[Input material — start]

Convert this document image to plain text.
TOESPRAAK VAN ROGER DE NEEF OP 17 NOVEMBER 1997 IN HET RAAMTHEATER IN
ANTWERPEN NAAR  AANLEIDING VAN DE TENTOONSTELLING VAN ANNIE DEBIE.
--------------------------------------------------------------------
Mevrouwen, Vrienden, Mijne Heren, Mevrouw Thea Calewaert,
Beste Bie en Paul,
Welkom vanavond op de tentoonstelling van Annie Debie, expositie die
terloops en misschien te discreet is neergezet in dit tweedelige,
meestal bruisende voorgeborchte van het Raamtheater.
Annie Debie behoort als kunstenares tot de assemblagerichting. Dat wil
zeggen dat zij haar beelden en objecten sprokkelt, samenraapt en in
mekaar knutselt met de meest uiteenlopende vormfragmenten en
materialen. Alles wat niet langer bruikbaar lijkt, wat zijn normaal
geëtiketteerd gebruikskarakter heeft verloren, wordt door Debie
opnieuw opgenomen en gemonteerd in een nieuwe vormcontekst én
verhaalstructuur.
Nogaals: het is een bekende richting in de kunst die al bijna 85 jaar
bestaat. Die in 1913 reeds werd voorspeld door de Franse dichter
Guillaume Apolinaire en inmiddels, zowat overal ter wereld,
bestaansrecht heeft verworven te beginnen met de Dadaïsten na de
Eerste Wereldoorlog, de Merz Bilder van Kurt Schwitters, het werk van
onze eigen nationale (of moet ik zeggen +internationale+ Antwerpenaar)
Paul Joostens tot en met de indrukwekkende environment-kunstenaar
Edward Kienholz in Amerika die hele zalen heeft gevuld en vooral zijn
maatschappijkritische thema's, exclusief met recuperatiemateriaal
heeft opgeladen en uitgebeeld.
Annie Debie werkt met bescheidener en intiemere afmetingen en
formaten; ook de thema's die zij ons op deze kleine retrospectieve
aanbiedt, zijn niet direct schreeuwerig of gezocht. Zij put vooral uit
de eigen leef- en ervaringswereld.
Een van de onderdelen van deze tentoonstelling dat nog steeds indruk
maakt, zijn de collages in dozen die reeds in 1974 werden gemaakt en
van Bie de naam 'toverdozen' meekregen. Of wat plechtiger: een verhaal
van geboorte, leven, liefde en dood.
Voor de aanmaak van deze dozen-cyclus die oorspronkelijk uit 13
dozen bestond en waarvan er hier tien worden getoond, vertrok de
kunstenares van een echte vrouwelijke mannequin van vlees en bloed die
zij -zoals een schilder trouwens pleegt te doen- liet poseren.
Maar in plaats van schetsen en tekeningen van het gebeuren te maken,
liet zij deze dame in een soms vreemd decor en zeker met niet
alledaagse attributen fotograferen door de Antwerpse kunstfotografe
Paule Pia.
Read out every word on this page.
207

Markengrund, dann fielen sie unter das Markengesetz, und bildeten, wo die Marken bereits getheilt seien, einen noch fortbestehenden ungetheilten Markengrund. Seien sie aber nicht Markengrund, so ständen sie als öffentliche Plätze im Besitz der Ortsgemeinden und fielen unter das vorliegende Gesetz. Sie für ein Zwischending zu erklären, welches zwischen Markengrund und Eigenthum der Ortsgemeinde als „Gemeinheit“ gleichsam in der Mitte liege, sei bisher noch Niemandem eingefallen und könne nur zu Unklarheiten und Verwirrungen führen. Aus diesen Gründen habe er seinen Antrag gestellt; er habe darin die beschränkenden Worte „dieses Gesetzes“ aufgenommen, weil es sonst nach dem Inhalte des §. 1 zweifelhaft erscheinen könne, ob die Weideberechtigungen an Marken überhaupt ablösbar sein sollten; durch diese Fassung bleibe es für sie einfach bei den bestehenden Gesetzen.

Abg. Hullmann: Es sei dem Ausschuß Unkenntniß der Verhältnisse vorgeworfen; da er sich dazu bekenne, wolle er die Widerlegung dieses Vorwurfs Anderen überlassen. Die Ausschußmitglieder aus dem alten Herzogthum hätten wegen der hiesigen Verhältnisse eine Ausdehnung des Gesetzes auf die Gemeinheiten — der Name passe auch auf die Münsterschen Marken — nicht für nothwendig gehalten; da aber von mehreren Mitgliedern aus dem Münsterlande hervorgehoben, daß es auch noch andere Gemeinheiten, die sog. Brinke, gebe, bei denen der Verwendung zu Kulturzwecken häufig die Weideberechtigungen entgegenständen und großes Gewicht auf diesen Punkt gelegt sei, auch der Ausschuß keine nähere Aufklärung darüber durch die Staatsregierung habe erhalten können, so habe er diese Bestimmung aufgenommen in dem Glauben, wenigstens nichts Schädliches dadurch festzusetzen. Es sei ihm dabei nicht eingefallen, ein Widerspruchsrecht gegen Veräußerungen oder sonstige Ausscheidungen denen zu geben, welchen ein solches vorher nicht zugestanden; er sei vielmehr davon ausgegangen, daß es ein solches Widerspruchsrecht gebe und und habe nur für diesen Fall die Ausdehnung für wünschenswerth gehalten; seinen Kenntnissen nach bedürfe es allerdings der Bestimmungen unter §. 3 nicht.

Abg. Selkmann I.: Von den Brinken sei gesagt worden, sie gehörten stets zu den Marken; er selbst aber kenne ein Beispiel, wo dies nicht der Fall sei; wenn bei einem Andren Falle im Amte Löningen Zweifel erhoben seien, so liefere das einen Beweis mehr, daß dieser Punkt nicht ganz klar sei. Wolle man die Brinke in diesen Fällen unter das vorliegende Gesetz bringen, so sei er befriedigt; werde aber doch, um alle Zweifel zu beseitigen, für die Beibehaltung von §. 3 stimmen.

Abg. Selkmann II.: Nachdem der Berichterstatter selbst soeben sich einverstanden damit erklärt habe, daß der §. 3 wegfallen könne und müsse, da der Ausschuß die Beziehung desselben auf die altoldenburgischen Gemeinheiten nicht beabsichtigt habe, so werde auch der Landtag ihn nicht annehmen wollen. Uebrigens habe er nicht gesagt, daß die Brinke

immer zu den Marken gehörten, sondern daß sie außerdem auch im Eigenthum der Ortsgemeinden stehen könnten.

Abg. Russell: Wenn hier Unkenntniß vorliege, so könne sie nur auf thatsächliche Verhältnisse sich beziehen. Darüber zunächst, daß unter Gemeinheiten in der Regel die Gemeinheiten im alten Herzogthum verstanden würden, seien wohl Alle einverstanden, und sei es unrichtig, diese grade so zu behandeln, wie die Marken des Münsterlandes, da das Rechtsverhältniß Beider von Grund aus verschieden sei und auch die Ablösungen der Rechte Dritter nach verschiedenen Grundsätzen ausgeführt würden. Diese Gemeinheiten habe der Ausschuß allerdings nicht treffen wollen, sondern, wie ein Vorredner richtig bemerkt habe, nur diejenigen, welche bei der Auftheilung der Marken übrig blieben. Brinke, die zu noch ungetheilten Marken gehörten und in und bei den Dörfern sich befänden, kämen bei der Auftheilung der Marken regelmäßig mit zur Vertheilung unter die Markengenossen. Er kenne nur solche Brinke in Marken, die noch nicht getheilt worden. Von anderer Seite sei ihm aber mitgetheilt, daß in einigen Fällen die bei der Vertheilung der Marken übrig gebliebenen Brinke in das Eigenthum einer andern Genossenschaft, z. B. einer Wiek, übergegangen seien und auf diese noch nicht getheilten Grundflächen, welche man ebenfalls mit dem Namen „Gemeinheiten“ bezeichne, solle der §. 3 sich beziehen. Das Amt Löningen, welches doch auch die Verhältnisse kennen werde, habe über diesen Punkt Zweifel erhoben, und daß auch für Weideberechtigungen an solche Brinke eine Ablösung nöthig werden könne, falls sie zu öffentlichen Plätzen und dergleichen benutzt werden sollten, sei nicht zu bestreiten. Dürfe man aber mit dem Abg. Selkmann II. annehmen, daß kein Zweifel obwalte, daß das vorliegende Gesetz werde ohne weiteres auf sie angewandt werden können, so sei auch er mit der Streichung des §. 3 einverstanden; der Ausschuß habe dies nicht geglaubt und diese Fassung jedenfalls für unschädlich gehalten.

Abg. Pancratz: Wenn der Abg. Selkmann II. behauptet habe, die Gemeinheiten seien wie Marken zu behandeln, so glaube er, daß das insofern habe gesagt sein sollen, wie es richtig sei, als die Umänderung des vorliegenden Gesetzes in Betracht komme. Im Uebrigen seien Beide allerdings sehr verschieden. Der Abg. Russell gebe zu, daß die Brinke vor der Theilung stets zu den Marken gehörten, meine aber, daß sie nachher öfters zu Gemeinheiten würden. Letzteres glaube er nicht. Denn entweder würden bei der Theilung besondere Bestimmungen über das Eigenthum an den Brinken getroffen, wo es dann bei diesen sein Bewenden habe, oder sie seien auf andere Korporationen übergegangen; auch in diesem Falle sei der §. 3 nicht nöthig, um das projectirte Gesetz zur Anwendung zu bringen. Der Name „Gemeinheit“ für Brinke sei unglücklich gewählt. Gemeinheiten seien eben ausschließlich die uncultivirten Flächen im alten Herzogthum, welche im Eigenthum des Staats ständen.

[Input material — finish]

### About this task
All lines with the string "vooral" must be copied from the data.

### Task solution
Edward Kienholz in Amerika die hele zalen heeft gevuld en vooral zijn
aanbiedt, zijn niet direct schreeuwerig of gezocht. Zij put vooral uit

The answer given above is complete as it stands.